> _EXERCISE_:
Among the lines below, list those containing the string "United".

Collected data entries:
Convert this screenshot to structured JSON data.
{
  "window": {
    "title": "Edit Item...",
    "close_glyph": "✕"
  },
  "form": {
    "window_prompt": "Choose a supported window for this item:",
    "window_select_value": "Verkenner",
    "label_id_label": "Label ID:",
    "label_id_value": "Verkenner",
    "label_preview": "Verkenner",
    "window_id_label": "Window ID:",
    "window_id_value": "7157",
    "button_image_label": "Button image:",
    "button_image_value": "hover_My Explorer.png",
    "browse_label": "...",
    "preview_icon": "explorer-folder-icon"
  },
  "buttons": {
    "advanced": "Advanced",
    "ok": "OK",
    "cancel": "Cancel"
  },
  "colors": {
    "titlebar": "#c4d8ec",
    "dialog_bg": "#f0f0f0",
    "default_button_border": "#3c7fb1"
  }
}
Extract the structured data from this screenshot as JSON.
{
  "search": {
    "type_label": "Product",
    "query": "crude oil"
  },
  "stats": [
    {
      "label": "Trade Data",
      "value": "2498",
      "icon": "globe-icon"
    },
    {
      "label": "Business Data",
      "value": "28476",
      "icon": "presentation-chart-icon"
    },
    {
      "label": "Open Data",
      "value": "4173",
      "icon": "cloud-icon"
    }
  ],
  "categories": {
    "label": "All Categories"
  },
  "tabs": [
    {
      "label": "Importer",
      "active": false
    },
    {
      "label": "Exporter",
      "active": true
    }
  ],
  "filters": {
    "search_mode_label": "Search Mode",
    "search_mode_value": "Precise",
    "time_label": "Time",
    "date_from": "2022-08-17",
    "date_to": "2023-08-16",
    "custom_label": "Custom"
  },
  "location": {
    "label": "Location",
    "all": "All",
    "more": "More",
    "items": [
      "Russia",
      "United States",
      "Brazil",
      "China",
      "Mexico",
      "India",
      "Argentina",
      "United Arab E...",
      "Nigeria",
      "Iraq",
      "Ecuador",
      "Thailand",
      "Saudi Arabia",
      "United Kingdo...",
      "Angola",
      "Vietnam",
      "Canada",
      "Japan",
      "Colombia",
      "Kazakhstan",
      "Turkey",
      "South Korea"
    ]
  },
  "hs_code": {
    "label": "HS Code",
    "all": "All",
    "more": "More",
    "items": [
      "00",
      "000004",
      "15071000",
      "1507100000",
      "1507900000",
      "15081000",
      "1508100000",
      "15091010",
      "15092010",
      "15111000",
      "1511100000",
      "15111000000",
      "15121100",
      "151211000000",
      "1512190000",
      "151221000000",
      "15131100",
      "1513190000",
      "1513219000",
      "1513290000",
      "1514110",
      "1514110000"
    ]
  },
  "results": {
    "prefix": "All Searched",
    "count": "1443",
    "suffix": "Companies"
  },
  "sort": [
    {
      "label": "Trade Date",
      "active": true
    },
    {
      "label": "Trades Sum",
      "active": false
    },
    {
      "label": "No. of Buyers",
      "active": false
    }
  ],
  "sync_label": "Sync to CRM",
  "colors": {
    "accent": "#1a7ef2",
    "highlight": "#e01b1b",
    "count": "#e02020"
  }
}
==
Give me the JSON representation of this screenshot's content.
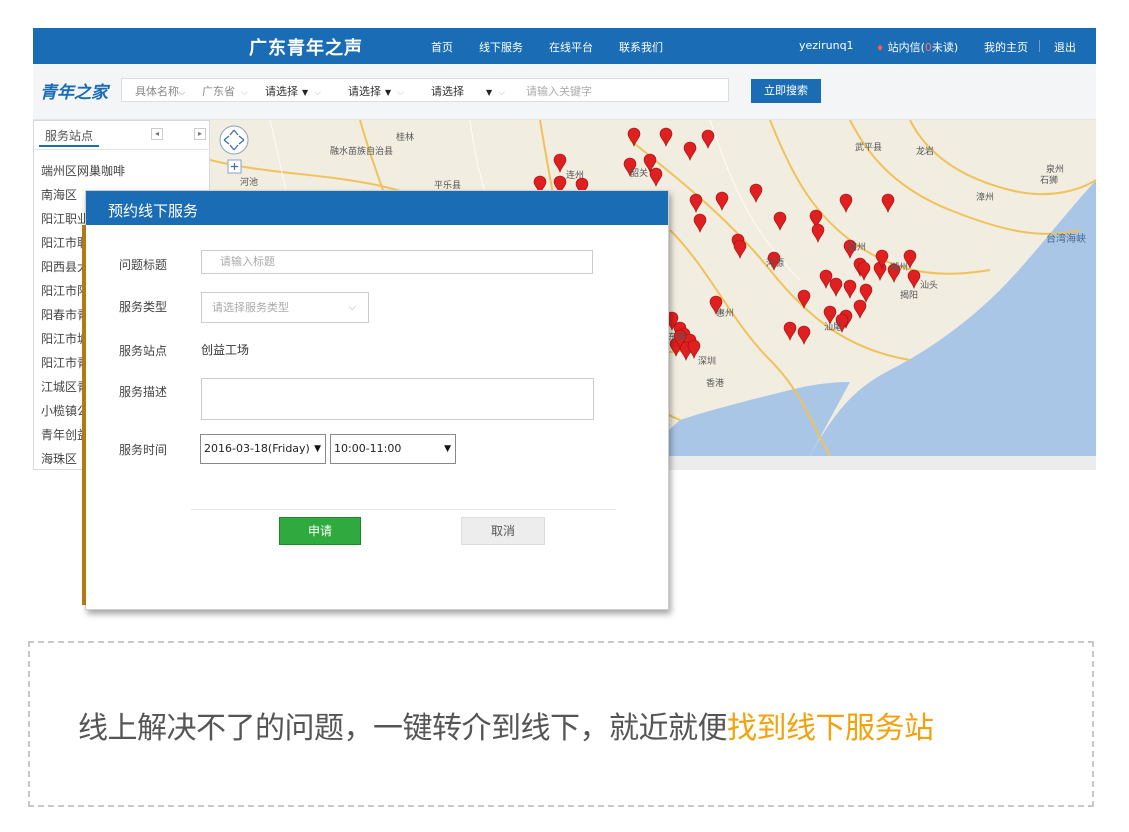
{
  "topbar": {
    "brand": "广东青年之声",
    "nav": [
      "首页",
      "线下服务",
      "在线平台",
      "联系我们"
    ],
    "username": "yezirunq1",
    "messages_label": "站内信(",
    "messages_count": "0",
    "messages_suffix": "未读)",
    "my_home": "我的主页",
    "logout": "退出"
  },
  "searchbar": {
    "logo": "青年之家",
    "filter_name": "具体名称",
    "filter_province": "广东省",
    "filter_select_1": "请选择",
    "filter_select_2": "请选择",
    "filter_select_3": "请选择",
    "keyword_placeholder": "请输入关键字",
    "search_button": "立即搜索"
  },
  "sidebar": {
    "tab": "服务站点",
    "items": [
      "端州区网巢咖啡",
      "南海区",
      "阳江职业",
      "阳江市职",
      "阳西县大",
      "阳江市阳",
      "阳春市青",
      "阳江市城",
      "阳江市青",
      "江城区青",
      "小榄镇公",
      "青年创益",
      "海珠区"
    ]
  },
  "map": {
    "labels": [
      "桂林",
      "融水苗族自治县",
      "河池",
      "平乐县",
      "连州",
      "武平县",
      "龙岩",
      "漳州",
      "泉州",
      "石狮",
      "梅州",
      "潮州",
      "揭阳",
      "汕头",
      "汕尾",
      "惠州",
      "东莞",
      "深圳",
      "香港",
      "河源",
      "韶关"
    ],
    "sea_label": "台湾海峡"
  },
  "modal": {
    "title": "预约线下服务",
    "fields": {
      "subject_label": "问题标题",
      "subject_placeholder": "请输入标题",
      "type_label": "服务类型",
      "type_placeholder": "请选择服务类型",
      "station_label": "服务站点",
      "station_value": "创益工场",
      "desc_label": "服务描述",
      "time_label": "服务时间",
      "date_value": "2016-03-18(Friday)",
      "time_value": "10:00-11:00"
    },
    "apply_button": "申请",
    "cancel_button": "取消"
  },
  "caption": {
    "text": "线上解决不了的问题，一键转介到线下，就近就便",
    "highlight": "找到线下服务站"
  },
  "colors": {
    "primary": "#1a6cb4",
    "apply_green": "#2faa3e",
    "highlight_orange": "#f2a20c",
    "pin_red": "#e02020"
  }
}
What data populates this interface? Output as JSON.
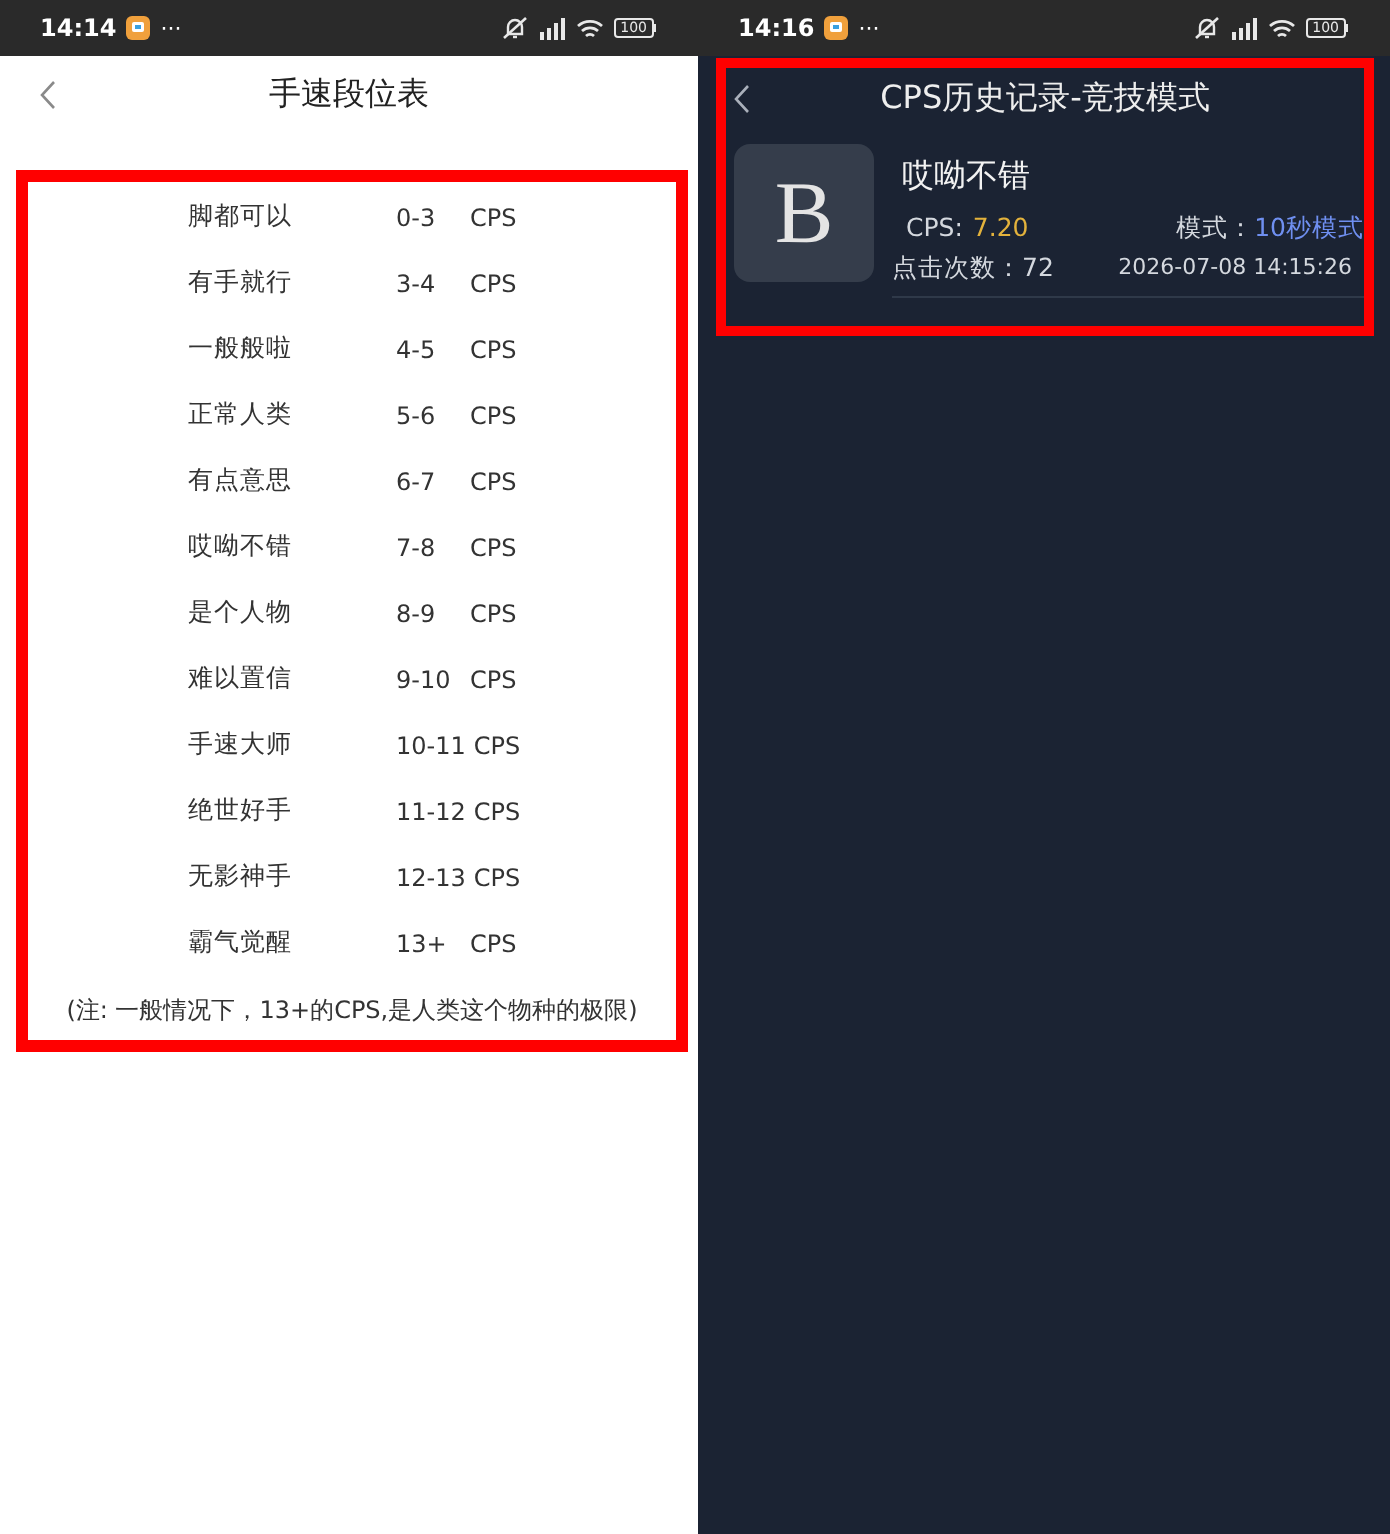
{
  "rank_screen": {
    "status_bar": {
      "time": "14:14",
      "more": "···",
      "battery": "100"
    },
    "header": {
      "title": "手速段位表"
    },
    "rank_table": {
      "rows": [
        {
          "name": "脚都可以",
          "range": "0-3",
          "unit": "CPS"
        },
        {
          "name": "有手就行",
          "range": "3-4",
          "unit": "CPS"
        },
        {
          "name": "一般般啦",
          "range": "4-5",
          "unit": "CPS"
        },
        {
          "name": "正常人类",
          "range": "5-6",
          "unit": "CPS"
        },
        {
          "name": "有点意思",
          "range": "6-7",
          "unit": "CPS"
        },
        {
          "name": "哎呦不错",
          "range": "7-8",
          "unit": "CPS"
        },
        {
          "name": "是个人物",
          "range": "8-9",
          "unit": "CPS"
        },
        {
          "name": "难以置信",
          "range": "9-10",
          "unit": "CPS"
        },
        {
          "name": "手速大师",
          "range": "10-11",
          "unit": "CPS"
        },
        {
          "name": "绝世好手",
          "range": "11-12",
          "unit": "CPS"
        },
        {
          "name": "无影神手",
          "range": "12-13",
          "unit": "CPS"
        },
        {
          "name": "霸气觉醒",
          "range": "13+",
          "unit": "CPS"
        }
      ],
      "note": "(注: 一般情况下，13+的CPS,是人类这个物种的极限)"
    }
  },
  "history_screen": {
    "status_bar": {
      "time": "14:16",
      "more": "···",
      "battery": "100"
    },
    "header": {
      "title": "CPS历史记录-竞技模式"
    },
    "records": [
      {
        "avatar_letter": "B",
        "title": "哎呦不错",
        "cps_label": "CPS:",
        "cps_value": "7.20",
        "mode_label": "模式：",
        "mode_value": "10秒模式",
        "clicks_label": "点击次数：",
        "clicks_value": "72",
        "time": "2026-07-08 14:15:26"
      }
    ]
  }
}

> _RESPONSE TO THIS EXERCISE_:
      "United States",
      "United Arab E...",
      "United Kingdo...",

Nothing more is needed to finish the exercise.